Exactly as written, retype the listing below, omitting the pictures.

## MATERIAL PROVIDED
———

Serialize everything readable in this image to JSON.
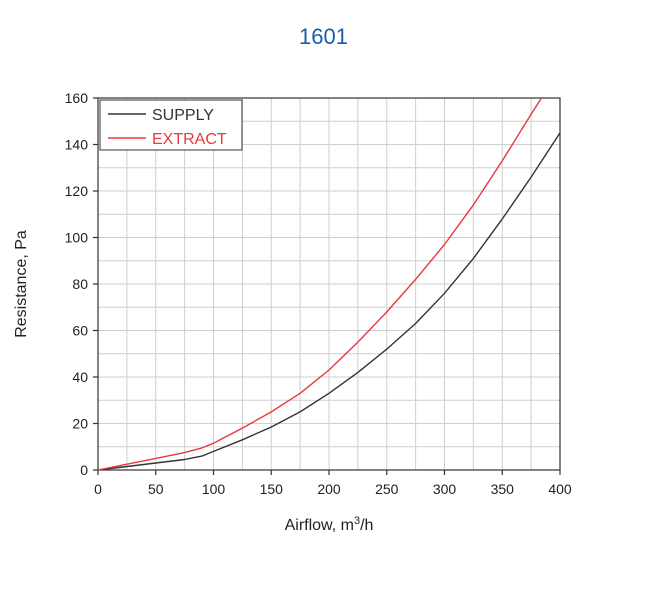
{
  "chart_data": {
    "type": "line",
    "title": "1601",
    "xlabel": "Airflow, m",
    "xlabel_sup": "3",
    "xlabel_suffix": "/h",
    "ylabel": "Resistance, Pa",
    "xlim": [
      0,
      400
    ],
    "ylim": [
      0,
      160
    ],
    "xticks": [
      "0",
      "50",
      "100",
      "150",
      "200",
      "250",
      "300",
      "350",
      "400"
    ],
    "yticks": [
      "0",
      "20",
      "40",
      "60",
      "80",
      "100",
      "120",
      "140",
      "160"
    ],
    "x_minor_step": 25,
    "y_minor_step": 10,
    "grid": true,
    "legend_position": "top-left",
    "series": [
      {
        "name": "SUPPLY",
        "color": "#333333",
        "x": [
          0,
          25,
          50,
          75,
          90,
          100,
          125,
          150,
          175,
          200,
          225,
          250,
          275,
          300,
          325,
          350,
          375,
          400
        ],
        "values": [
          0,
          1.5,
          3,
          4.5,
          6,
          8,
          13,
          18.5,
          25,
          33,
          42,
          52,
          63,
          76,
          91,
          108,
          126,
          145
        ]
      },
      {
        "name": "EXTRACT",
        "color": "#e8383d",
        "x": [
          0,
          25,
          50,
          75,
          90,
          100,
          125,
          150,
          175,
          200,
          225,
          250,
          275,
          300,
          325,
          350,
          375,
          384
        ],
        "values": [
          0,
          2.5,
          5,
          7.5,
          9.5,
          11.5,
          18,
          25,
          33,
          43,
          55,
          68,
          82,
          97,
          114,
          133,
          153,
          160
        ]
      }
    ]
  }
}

———

## FINISHED ANSWER
Serialize everything readable in this image to JSON.
{
  "chart_data": {
    "type": "line",
    "title": "1601",
    "xlabel": "Airflow, m",
    "xlabel_sup": "3",
    "xlabel_suffix": "/h",
    "ylabel": "Resistance, Pa",
    "xlim": [
      0,
      400
    ],
    "ylim": [
      0,
      160
    ],
    "xticks": [
      "0",
      "50",
      "100",
      "150",
      "200",
      "250",
      "300",
      "350",
      "400"
    ],
    "yticks": [
      "0",
      "20",
      "40",
      "60",
      "80",
      "100",
      "120",
      "140",
      "160"
    ],
    "x_minor_step": 25,
    "y_minor_step": 10,
    "grid": true,
    "legend_position": "top-left",
    "series": [
      {
        "name": "SUPPLY",
        "color": "#333333",
        "x": [
          0,
          25,
          50,
          75,
          90,
          100,
          125,
          150,
          175,
          200,
          225,
          250,
          275,
          300,
          325,
          350,
          375,
          400
        ],
        "values": [
          0,
          1.5,
          3,
          4.5,
          6,
          8,
          13,
          18.5,
          25,
          33,
          42,
          52,
          63,
          76,
          91,
          108,
          126,
          145
        ]
      },
      {
        "name": "EXTRACT",
        "color": "#e8383d",
        "x": [
          0,
          25,
          50,
          75,
          90,
          100,
          125,
          150,
          175,
          200,
          225,
          250,
          275,
          300,
          325,
          350,
          375,
          384
        ],
        "values": [
          0,
          2.5,
          5,
          7.5,
          9.5,
          11.5,
          18,
          25,
          33,
          43,
          55,
          68,
          82,
          97,
          114,
          133,
          153,
          160
        ]
      }
    ]
  }
}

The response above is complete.